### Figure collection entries
++++++++
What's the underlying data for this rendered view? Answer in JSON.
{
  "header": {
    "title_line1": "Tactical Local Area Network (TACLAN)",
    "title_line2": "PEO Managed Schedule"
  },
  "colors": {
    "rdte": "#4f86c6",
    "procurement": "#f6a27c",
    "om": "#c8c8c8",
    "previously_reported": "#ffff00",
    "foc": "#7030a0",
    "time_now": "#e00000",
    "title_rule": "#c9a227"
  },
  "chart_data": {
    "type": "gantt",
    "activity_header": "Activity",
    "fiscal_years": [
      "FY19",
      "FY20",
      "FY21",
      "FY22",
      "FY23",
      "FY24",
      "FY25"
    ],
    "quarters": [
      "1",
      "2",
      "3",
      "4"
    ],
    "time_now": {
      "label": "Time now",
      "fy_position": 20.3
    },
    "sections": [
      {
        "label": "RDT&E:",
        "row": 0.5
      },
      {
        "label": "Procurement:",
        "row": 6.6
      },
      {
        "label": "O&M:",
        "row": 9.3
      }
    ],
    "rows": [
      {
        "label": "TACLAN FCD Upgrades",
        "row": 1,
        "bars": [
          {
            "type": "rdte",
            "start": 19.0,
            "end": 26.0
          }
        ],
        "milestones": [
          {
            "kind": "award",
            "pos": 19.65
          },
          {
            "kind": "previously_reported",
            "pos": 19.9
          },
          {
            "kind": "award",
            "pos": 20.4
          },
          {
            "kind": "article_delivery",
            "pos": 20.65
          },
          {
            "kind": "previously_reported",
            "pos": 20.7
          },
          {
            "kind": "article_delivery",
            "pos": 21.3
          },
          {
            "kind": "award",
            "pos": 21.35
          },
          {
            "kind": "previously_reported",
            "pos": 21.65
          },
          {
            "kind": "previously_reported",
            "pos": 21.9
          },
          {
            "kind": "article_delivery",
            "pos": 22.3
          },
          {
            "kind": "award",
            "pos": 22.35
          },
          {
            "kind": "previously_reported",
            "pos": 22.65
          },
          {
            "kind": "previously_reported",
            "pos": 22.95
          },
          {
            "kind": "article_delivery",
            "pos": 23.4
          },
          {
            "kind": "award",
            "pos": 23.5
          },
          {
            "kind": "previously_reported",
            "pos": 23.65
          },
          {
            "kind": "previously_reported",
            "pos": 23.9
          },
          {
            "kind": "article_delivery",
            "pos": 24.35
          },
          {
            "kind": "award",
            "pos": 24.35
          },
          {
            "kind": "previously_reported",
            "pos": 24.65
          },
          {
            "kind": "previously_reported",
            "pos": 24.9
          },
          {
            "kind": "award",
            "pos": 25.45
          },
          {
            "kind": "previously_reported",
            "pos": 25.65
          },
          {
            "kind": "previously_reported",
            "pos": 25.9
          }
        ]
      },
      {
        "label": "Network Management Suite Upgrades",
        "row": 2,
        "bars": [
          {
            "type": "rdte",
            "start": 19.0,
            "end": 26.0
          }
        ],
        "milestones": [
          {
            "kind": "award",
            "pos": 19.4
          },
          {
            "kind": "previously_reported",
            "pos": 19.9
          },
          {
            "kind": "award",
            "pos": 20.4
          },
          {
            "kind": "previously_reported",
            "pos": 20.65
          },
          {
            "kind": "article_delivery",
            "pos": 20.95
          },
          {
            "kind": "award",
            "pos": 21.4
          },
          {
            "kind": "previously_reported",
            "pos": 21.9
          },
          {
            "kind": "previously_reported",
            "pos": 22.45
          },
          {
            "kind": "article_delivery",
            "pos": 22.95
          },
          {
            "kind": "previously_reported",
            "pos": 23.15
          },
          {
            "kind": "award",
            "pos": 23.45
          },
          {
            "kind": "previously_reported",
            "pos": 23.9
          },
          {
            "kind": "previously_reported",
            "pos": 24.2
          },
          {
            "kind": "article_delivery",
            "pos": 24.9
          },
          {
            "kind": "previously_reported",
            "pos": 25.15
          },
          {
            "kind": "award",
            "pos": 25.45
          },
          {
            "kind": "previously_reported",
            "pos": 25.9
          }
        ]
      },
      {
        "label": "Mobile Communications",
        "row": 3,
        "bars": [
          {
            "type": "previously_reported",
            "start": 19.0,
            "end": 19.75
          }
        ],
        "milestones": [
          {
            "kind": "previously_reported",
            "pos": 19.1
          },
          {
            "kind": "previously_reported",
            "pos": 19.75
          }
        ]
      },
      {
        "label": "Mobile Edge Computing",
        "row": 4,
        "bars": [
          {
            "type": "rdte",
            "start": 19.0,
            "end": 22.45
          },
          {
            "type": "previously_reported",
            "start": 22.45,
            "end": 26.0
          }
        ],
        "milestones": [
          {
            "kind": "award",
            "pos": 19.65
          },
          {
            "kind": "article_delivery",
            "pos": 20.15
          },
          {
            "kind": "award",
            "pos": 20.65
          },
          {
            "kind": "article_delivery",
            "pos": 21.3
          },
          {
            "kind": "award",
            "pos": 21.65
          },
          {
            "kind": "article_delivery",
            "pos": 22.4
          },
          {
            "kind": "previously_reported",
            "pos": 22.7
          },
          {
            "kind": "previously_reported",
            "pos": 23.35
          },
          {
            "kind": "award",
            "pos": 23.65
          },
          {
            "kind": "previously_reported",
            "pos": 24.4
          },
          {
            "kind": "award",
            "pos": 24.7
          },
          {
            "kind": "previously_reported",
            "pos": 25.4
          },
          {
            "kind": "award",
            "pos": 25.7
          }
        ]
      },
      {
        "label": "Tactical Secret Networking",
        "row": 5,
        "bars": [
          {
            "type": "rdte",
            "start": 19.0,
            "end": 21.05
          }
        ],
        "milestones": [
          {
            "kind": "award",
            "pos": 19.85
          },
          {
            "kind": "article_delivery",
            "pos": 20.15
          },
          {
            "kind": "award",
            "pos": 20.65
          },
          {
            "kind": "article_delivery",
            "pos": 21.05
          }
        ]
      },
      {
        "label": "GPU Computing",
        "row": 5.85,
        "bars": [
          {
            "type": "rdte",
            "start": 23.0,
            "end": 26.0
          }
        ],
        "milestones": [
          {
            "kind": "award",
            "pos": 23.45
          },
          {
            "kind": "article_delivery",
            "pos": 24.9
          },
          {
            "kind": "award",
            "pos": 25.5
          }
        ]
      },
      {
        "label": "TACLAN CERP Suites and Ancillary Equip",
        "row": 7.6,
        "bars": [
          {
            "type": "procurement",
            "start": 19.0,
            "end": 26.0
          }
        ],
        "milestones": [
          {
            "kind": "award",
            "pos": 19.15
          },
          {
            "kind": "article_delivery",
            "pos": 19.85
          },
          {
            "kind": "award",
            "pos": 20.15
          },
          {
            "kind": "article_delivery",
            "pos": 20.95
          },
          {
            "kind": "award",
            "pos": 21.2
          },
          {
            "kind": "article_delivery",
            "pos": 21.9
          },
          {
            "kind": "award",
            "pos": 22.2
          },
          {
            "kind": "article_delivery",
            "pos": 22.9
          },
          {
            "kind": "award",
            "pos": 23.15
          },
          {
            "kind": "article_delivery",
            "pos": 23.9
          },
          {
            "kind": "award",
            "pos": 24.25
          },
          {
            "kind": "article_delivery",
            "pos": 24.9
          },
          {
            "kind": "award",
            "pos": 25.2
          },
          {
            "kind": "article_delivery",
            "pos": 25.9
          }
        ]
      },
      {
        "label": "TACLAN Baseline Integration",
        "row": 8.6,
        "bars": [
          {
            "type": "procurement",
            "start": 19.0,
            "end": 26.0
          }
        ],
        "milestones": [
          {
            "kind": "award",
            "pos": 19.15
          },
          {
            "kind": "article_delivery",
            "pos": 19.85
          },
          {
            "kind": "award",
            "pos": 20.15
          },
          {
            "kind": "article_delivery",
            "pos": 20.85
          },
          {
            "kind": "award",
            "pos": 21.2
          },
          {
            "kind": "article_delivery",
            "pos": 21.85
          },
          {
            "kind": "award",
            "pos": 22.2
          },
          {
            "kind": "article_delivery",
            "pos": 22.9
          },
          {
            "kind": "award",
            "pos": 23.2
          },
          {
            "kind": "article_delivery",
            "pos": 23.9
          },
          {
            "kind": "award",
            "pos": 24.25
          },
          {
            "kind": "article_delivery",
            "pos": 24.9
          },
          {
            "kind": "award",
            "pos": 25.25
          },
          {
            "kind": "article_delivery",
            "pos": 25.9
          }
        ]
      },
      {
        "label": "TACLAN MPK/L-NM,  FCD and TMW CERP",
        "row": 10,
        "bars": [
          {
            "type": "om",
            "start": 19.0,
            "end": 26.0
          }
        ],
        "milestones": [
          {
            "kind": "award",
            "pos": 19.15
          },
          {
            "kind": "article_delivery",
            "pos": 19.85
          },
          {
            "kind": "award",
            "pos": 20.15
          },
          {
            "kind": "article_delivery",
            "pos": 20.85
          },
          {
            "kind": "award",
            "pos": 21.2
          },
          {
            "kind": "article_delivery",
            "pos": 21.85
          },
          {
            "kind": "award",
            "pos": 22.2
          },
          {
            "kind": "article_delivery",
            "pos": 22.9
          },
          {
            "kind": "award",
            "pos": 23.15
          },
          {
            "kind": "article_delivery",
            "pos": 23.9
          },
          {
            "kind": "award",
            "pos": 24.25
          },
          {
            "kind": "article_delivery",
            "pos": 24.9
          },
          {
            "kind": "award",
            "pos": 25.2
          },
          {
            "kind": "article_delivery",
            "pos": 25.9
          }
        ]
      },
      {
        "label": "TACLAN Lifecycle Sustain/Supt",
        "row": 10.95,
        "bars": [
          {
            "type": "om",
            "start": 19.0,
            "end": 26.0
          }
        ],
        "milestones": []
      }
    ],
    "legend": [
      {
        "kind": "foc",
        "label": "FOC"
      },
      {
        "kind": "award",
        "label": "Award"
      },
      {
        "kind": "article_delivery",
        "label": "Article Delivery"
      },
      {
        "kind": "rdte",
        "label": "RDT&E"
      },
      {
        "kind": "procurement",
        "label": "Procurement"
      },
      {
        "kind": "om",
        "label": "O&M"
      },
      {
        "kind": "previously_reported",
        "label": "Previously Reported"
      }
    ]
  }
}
++++++++
### WORK REQUIRED
Isolate the lines above that contain the word "Mobile" and copy them.

### PROBLEM SOLUTION
        "label": "Mobile Communications",
        "label": "Mobile Edge Computing",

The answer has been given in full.